━━ Input material ━━

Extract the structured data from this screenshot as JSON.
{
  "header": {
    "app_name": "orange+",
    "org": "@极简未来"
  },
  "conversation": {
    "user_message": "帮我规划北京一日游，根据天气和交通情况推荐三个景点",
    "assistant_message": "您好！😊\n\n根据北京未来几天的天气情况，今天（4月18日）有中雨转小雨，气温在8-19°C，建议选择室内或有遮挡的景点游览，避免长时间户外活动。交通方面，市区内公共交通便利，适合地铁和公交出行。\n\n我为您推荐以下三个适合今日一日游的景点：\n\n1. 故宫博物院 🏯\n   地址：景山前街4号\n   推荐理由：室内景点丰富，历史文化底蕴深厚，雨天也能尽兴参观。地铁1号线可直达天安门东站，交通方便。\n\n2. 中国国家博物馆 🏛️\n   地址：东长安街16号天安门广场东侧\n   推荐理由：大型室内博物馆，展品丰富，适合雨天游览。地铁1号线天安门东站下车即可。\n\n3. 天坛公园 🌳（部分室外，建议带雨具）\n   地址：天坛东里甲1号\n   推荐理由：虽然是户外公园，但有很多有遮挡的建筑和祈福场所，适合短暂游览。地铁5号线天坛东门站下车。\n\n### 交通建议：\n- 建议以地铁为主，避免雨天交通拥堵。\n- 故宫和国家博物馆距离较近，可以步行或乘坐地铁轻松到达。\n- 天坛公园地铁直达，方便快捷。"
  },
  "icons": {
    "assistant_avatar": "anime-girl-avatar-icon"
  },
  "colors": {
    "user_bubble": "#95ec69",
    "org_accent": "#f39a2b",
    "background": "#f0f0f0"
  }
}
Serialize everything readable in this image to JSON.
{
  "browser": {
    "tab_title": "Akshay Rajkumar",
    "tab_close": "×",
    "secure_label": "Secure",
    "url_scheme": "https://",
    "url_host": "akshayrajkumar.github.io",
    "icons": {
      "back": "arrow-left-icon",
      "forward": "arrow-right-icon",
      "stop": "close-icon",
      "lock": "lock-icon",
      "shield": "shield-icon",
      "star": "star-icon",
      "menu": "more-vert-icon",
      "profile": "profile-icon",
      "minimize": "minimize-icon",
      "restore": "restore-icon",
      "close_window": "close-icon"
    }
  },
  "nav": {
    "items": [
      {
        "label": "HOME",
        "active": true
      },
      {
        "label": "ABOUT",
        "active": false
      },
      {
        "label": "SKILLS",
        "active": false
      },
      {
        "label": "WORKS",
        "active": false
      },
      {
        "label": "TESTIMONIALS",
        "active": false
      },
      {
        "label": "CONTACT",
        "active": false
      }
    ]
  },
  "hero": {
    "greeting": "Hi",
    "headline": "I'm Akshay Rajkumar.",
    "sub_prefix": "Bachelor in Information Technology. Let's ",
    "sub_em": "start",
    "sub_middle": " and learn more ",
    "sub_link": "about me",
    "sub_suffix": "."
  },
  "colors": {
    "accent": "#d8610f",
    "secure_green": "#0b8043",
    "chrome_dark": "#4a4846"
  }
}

━━━

▸ **Problem description**
Using the listing, say how many lines include the word "arrow", and add nothing else.

▸ **Task solution**
2